WHAT IS NEEDED:
Lift every line from the entries that includes the word "ARGENTINA".

— Begin THE INPUT —

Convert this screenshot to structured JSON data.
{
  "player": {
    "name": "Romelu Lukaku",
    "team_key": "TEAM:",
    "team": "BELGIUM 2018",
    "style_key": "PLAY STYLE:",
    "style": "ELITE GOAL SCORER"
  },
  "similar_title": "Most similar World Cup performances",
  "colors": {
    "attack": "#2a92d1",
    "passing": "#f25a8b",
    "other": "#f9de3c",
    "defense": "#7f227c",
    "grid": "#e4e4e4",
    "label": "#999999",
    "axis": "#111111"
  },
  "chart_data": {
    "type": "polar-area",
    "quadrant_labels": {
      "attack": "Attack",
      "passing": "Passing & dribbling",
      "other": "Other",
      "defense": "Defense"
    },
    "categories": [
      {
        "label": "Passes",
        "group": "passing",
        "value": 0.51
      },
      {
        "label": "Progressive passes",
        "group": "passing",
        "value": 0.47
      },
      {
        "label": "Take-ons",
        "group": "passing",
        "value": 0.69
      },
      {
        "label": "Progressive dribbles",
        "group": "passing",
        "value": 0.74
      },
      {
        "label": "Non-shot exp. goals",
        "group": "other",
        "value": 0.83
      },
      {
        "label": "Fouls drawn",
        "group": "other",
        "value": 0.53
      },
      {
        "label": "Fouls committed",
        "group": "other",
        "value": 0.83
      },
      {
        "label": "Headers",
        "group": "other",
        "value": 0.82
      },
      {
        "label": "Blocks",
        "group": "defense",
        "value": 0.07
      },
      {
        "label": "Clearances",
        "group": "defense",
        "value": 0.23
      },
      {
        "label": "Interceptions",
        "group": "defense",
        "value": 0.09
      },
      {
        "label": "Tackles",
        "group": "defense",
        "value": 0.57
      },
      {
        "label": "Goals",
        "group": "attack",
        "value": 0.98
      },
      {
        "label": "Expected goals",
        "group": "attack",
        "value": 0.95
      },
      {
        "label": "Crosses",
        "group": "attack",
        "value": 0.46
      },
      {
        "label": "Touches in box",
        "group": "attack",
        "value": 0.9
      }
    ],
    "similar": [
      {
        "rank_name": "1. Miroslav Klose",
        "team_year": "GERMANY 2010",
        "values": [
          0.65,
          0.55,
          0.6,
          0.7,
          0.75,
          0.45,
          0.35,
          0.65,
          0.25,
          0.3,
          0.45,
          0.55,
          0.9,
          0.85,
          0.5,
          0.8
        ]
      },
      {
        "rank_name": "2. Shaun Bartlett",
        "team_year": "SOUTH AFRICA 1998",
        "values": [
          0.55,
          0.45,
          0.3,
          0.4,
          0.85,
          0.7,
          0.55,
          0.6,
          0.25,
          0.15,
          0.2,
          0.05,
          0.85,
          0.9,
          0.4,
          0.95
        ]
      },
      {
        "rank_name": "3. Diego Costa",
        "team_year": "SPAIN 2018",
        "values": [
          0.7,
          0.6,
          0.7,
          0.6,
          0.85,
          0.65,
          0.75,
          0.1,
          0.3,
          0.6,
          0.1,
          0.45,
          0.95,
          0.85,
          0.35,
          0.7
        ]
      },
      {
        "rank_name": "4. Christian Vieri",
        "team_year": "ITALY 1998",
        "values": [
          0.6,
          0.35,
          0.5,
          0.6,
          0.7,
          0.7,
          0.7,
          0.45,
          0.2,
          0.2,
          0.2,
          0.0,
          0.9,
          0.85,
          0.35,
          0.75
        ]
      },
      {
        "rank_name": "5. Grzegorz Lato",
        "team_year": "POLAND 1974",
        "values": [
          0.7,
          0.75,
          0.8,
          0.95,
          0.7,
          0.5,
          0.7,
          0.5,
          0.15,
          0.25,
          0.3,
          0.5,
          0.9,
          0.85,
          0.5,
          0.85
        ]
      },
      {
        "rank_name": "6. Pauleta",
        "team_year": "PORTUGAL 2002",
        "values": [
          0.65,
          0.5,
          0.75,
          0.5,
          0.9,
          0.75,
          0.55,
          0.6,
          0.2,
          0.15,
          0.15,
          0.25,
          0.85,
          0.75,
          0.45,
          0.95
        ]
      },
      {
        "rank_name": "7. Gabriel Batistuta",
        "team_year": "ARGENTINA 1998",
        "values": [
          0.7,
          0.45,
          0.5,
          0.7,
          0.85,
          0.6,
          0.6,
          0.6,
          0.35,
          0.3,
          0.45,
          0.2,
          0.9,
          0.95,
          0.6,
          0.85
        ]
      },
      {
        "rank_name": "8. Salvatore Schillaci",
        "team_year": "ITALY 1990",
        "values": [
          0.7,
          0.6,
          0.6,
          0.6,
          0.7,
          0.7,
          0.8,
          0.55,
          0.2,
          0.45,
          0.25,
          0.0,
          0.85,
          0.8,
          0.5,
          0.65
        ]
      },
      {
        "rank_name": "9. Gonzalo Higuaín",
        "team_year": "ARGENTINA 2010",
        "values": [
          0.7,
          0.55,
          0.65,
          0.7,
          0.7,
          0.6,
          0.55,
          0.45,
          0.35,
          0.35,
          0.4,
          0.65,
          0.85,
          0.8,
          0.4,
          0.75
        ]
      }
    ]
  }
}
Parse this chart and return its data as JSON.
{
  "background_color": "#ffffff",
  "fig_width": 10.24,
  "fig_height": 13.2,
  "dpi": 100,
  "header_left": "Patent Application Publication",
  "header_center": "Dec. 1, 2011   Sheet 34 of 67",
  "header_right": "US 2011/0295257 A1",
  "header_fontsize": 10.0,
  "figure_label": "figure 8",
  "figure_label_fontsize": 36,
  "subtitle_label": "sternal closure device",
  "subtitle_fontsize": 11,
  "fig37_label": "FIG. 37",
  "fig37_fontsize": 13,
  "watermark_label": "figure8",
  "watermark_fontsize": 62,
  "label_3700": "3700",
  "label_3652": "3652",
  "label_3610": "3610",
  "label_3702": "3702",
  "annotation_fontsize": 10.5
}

— End THE INPUT —

OUTPUT:
        "team_year": "ARGENTINA 1998",
        "team_year": "ARGENTINA 2010",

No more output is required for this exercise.